Short problem → Output exactly, please, the lines of the records below from the one containing "Read all visible content and emit it as JSON." through the final line.

Data provided →

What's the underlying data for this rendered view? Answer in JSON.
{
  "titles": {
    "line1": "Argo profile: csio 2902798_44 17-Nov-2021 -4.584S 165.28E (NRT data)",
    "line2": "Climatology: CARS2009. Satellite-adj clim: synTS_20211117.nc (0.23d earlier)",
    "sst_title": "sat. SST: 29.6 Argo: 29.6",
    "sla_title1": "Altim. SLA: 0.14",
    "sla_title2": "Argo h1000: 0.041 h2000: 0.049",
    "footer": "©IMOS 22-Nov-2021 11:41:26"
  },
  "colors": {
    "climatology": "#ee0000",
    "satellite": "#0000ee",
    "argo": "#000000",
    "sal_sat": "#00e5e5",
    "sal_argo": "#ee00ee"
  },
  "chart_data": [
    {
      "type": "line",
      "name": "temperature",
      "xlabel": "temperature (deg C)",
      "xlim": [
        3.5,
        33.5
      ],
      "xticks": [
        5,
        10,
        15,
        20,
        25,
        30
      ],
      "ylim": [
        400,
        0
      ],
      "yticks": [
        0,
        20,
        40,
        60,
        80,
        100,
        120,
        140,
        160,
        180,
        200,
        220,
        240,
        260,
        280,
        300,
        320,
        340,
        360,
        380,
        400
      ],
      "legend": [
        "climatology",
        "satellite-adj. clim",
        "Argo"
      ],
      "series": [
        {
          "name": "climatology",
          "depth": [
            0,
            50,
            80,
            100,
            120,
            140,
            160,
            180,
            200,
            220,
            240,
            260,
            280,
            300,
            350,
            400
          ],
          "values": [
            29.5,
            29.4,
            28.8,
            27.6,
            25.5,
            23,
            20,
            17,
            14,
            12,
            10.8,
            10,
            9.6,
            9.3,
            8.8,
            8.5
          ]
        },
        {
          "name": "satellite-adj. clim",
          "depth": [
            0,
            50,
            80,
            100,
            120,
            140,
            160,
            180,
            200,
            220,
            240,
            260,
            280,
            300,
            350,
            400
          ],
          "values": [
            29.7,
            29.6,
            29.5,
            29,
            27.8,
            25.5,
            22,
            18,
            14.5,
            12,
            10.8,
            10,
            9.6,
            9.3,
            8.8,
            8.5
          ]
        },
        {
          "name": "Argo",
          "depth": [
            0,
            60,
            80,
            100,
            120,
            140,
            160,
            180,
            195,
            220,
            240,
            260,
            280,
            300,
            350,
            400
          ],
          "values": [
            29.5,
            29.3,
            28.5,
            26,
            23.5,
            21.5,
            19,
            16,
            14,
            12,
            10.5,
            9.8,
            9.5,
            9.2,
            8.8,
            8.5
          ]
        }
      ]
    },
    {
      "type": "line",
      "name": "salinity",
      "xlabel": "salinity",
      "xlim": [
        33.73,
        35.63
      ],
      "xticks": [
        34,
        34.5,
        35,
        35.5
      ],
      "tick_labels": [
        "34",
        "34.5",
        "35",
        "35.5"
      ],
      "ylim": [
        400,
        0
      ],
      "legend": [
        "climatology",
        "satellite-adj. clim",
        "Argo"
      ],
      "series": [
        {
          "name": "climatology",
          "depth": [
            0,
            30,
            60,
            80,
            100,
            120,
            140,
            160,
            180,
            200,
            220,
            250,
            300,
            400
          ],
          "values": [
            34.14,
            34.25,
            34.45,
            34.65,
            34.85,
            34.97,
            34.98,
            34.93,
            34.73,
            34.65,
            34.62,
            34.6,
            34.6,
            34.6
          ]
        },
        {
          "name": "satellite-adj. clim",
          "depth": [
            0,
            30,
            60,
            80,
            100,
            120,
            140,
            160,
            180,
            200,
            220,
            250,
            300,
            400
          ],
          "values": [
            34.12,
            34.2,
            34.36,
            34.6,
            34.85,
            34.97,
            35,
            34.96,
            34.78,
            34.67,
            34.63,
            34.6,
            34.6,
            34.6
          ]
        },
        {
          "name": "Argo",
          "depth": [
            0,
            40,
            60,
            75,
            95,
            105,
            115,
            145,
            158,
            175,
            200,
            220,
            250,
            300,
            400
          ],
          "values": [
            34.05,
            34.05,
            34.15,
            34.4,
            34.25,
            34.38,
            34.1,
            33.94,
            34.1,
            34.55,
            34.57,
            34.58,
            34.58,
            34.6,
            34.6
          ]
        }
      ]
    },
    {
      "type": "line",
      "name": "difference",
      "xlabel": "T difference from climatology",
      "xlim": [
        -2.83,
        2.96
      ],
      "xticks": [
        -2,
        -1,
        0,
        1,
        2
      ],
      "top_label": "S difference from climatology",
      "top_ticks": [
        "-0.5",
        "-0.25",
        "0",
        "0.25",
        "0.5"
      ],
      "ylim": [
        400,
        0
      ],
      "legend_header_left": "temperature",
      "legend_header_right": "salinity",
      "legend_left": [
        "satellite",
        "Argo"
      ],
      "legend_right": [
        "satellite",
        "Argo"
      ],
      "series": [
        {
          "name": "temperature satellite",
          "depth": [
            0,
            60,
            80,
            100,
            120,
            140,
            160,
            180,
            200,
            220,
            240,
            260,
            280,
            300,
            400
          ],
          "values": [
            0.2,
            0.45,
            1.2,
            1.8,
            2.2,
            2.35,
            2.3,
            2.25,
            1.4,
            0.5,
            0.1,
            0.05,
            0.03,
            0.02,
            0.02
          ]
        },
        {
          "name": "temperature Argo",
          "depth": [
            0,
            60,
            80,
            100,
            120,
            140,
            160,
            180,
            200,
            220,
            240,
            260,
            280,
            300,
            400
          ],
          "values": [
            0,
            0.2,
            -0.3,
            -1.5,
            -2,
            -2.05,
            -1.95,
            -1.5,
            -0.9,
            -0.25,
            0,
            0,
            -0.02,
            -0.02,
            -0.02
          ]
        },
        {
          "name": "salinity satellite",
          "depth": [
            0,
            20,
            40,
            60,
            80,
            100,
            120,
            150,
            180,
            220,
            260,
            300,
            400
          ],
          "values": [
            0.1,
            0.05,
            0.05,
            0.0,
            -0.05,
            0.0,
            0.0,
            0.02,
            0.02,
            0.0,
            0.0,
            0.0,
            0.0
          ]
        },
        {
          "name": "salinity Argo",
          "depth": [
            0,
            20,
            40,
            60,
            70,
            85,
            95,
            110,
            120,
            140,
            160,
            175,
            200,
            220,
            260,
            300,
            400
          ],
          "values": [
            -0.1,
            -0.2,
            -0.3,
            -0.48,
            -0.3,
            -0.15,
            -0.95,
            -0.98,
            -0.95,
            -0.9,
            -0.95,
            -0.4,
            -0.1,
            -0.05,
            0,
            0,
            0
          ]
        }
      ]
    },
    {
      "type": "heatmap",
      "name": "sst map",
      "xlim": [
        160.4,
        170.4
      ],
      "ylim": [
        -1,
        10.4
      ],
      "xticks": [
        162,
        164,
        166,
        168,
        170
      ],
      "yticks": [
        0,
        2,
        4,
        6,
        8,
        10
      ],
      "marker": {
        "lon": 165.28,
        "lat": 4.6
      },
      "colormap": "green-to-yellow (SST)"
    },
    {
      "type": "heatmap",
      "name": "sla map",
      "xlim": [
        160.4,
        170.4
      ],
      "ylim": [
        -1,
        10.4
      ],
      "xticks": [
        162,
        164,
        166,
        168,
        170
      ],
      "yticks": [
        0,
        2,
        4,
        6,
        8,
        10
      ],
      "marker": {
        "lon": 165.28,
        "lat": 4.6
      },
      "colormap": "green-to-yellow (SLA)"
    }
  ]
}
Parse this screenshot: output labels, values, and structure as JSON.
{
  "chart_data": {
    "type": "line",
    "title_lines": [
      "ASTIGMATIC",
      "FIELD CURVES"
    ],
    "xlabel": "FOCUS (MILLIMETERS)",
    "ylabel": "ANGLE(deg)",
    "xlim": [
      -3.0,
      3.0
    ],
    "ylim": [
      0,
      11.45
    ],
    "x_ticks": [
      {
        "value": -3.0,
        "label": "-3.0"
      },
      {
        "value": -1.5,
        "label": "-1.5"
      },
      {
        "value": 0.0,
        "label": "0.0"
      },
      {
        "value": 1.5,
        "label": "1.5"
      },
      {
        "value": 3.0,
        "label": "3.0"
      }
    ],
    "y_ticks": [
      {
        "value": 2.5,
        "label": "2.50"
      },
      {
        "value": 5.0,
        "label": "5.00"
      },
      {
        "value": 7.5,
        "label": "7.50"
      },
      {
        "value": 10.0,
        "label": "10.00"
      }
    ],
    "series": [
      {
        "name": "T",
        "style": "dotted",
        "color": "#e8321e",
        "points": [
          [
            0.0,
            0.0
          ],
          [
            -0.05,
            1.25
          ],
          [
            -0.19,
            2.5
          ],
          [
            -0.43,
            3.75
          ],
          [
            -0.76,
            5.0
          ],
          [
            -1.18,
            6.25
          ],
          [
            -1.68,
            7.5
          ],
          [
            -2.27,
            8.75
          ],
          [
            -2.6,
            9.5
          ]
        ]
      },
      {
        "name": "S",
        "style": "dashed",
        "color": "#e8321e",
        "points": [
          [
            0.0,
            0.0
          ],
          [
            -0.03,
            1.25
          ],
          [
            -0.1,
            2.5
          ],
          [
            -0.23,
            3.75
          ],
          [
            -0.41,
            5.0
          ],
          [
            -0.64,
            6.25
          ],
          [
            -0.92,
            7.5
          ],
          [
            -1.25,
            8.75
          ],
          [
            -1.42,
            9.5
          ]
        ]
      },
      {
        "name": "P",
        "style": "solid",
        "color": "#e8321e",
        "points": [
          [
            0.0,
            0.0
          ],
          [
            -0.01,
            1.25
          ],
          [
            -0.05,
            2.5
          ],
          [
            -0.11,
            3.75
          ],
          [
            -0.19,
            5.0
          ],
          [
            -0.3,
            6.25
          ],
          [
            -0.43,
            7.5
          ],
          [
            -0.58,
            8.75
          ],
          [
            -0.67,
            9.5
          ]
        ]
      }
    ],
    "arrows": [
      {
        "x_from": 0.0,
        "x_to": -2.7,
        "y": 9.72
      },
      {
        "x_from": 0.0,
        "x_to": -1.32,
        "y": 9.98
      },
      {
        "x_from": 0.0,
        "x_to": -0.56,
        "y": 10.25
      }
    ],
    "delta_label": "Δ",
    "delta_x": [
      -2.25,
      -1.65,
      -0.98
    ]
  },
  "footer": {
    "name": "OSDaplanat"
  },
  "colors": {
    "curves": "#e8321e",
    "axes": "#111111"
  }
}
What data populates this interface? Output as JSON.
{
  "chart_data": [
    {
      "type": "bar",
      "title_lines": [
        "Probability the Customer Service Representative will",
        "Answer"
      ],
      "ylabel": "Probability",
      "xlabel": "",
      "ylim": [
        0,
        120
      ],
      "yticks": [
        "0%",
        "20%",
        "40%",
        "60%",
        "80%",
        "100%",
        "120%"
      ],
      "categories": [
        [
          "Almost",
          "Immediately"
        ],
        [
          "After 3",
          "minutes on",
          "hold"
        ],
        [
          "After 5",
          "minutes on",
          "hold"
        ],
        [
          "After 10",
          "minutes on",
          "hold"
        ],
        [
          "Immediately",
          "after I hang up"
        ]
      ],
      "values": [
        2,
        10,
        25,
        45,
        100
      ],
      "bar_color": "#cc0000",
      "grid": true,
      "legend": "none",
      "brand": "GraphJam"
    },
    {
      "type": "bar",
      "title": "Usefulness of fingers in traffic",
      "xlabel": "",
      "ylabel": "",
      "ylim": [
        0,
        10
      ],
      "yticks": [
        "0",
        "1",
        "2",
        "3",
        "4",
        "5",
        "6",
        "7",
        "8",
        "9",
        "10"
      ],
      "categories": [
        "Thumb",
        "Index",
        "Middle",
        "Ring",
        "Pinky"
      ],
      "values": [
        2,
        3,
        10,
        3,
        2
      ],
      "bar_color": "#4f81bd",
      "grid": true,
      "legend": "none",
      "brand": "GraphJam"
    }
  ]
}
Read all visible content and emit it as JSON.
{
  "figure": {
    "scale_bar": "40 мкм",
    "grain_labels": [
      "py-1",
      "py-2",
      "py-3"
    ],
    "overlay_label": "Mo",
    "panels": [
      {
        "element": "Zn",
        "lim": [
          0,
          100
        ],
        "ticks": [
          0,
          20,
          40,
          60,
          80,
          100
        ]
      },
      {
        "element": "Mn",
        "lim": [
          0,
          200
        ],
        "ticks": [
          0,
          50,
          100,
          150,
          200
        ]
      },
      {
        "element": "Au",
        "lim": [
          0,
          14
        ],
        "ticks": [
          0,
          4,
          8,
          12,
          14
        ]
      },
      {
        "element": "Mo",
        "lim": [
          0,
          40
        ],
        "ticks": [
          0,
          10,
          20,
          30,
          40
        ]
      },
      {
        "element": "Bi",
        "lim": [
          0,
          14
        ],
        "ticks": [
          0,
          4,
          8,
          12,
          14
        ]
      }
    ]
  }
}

The output →
Read all visible content and emit it as JSON.
{
  "figure": {
    "scale_bar": "40 мкм",
    "grain_labels": [
      "py-1",
      "py-2",
      "py-3"
    ],
    "overlay_label": "Mo",
    "panels": [
      {
        "element": "Zn",
        "lim": [
          0,
          100
        ],
        "ticks": [
          0,
          20,
          40,
          60,
          80,
          100
        ]
      },
      {
        "element": "Mn",
        "lim": [
          0,
          200
        ],
        "ticks": [
          0,
          50,
          100,
          150,
          200
        ]
      },
      {
        "element": "Au",
        "lim": [
          0,
          14
        ],
        "ticks": [
          0,
          4,
          8,
          12,
          14
        ]
      },
      {
        "element": "Mo",
        "lim": [
          0,
          40
        ],
        "ticks": [
          0,
          10,
          20,
          30,
          40
        ]
      },
      {
        "element": "Bi",
        "lim": [
          0,
          14
        ],
        "ticks": [
          0,
          4,
          8,
          12,
          14
        ]
      }
    ]
  }
}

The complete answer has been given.